GIVEN REQUEST: Look through the material and copy each line holding "name".

AVAILABLE RECORDS:

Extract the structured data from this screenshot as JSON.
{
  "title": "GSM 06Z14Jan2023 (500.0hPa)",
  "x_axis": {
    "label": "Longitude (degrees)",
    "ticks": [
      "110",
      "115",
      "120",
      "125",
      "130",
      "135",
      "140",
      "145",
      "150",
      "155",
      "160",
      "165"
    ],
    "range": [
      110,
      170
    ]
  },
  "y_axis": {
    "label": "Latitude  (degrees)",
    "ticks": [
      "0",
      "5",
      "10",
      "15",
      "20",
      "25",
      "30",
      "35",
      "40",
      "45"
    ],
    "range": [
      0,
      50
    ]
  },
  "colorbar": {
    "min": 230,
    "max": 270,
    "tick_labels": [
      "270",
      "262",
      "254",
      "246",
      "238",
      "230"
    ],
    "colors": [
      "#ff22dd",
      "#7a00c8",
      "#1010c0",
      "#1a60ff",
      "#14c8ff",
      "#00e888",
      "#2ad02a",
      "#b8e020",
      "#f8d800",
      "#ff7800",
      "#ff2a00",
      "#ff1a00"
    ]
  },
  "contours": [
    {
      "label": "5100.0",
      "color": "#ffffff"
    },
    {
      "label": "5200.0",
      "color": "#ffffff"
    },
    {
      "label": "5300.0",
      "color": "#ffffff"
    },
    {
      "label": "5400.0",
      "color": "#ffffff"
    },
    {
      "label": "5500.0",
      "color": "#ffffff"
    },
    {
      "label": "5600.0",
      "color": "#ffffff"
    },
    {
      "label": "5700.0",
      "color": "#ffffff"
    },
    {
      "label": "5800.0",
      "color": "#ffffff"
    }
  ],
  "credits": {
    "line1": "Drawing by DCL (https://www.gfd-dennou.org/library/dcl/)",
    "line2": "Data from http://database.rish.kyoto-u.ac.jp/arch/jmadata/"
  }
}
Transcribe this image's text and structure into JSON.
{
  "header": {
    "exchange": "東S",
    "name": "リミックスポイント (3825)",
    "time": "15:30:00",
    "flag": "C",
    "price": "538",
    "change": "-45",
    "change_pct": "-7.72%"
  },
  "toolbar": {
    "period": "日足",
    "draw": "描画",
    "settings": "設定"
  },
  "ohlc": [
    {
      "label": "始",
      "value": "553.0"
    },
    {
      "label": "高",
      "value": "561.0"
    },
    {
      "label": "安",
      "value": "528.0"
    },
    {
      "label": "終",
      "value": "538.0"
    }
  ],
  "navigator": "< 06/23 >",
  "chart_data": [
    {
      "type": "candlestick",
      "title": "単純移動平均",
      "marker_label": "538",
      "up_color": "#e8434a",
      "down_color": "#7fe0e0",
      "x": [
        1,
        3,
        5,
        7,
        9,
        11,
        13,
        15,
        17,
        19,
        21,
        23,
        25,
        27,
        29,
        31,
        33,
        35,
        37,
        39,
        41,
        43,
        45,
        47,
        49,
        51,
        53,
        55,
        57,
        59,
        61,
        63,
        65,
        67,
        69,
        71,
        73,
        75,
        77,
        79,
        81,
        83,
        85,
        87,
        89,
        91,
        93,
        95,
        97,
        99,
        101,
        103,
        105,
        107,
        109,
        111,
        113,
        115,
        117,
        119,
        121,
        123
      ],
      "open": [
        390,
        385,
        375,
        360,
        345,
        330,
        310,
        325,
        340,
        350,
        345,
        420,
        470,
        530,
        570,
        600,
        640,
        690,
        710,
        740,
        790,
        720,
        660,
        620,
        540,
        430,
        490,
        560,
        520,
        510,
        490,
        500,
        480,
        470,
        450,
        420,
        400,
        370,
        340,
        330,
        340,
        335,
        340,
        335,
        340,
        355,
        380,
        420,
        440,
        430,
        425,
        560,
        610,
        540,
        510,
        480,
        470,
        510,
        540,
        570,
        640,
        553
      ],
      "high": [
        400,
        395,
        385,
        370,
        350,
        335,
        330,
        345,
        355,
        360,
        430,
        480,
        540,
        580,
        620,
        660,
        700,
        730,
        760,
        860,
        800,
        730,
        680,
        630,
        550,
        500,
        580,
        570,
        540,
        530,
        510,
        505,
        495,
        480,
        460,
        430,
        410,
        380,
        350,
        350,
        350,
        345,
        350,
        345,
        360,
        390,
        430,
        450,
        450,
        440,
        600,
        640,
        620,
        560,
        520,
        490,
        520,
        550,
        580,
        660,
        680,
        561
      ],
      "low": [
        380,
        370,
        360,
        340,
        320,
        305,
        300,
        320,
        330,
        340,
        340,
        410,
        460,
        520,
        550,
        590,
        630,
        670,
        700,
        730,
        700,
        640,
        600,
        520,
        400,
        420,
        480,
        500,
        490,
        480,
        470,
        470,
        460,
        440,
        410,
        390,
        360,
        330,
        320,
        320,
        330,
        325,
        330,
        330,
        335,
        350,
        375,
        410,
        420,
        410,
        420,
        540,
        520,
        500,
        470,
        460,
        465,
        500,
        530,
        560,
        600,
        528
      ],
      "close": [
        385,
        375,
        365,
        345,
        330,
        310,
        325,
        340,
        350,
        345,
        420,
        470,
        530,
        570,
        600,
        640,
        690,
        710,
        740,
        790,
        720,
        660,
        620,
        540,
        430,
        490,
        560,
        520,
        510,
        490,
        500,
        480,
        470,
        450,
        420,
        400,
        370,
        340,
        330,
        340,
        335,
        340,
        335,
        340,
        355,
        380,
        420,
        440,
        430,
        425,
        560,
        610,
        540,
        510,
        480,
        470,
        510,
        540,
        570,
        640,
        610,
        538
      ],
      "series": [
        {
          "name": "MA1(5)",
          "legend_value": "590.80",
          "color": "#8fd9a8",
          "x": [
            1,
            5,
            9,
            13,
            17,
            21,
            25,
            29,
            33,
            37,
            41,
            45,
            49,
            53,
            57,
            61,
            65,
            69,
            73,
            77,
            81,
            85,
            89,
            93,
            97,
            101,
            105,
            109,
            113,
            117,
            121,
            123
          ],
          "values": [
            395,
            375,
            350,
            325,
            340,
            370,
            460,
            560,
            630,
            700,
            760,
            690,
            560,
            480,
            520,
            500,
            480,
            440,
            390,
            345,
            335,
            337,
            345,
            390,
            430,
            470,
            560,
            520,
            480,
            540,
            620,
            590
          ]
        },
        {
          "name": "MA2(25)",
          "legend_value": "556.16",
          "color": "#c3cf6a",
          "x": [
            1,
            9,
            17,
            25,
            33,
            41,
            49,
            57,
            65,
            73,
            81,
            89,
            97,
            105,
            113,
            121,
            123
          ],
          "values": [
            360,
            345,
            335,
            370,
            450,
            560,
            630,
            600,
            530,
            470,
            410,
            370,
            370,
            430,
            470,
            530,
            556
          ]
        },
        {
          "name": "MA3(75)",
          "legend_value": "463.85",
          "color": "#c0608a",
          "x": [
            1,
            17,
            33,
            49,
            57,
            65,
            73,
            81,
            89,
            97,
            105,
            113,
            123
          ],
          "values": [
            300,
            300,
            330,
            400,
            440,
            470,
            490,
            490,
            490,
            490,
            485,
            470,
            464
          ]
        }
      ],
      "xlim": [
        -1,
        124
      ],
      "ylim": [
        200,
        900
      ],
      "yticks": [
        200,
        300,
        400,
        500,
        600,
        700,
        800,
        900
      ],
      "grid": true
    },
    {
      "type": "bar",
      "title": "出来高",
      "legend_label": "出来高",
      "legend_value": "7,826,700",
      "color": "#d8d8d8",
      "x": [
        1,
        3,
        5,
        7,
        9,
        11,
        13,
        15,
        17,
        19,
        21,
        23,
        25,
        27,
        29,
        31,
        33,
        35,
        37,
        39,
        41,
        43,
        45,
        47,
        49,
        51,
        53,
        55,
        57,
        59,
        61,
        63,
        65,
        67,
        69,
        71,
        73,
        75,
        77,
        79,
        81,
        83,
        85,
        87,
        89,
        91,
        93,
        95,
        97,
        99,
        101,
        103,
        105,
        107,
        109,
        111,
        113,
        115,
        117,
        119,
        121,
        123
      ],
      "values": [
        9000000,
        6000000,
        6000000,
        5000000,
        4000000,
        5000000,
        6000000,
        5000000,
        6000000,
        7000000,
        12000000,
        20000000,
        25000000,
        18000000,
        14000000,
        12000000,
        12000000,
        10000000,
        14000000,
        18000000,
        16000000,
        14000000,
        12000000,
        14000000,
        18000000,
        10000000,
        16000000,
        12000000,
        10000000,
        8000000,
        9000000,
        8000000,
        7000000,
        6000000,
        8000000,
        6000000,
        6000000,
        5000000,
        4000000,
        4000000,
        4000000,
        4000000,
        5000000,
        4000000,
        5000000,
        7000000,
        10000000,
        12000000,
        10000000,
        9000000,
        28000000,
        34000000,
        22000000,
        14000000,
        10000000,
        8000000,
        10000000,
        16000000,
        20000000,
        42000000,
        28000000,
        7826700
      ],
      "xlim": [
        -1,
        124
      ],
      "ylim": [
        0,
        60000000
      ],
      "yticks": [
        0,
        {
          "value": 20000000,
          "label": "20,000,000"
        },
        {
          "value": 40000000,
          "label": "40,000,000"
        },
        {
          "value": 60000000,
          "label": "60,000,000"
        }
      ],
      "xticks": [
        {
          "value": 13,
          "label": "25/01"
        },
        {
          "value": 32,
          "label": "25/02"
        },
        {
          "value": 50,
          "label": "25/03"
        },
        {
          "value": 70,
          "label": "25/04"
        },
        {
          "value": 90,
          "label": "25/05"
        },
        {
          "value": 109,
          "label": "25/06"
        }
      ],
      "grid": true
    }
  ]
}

SOLVED EXERCISE:
    "name": "リミックスポイント (3825)",
          "name": "MA1(5)",
          "name": "MA2(25)",
          "name": "MA3(75)",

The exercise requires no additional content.